** Begin **
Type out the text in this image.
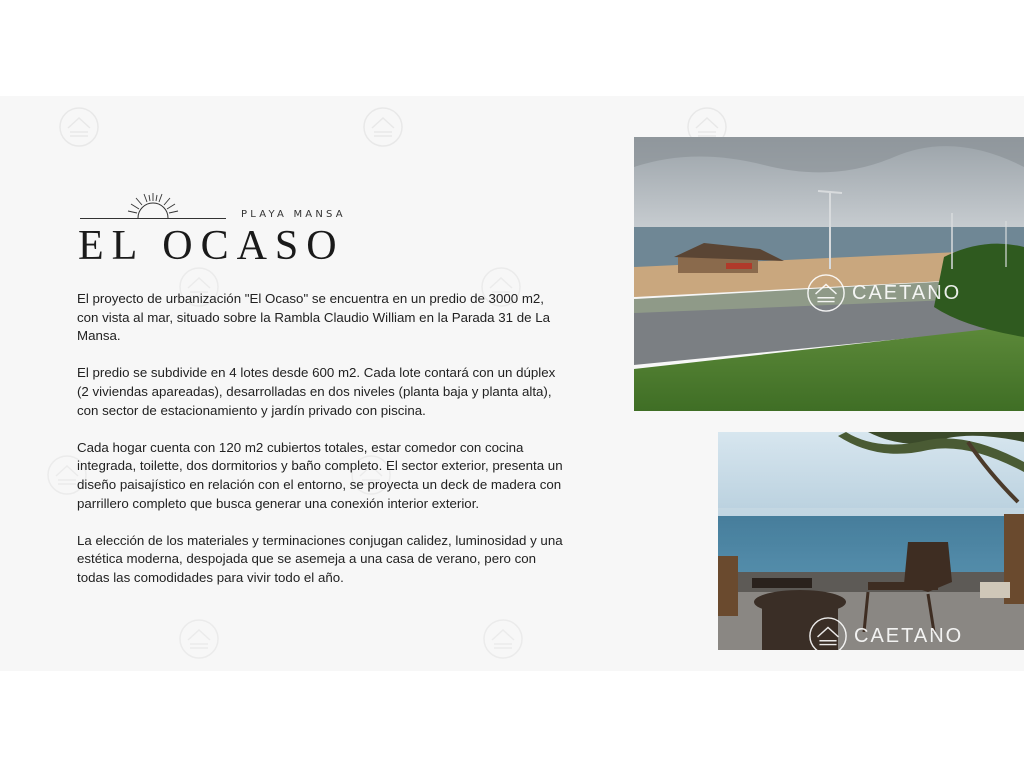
PLAYA MANSA
EL OCASO

El proyecto de urbanización "El Ocaso" se encuentra en un predio de 3000 m2, con vista al mar, situado sobre la Rambla Claudio William en la Parada 31 de La Mansa.

El predio se subdivide en 4 lotes desde 600 m2. Cada lote contará con un dúplex (2 viviendas apareadas), desarrolladas en dos niveles (planta baja y planta alta), con sector de estacionamiento y jardín privado con piscina.

Cada hogar cuenta con 120 m2 cubiertos totales, estar comedor con cocina integrada, toilette, dos dormitorios y baño completo. El sector exterior, presenta un diseño paisajístico en relación con el entorno, se proyecta un deck de madera con parrillero completo que busca generar una conexión interior exterior.

La elección de los materiales y terminaciones conjugan calidez, luminosidad y una estética moderna, despojada que se asemeja a una casa de verano, pero con todas las comodidades para vivir todo el año.

CAETANO
CAETANO
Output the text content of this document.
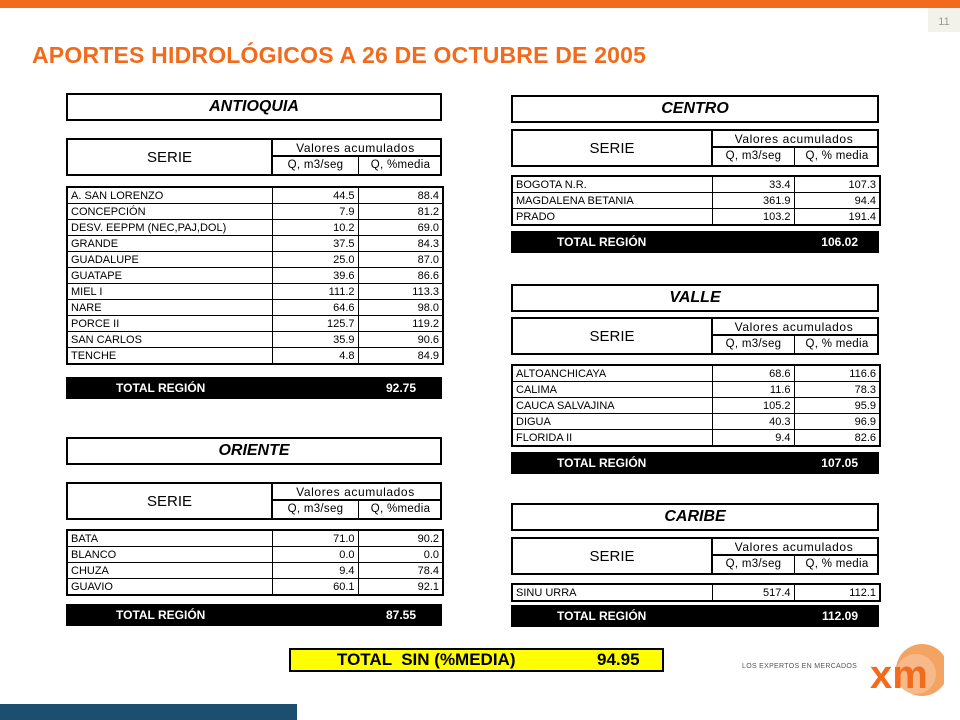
11
APORTES HIDROLÓGICOS A 26 DE OCTUBRE DE 2005
ANTIOQUIA
SERIE
Valores acumulados
Q, m3/seg	Q, %media
A. SAN LORENZO	44.5	88.4
CONCEPCIÓN	7.9	81.2
DESV. EEPPM (NEC,PAJ,DOL)	10.2	69.0
GRANDE	37.5	84.3
GUADALUPE	25.0	87.0
GUATAPE	39.6	86.6
MIEL I	111.2	113.3
NARE	64.6	98.0
PORCE II	125.7	119.2
SAN CARLOS	35.9	90.6
TENCHE	4.8	84.9
TOTAL REGIÓN	92.75
ORIENTE
SERIE
Valores acumulados
Q, m3/seg	Q, %media
BATA	71.0	90.2
BLANCO	0.0	0.0
CHUZA	9.4	78.4
GUAVIO	60.1	92.1
TOTAL REGIÓN	87.55
CENTRO
SERIE
Valores acumulados
Q, m3/seg	Q, % media
BOGOTA N.R.	33.4	107.3
MAGDALENA BETANIA	361.9	94.4
PRADO	103.2	191.4
TOTAL REGIÓN	106.02
VALLE
SERIE
Valores acumulados
Q, m3/seg	Q, % media
ALTOANCHICAYA	68.6	116.6
CALIMA	11.6	78.3
CAUCA SALVAJINA	105.2	95.9
DIGUA	40.3	96.9
FLORIDA II	9.4	82.6
TOTAL REGIÓN	107.05
CARIBE
SERIE
Valores acumulados
Q, m3/seg	Q, % media
SINU URRA	517.4	112.1
TOTAL REGIÓN	112.09
TOTAL  SIN (%MEDIA)	94.95	LOS EXPERTOS EN MERCADOS xm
** End **
■ Required task:
Show, from the material above, each line that includes the string "predio".

■ Expected output:
El proyecto de urbanización "El Ocaso" se encuentra en un predio de 3000 m2, con vista al mar, situado sobre la Rambla Claudio William en la Parada 31 de La Mansa.
El predio se subdivide en 4 lotes desde 600 m2. Cada lote contará con un dúplex (2 viviendas apareadas), desarrolladas en dos niveles (planta baja y planta alta), con sector de estacionamiento y jardín privado con piscina.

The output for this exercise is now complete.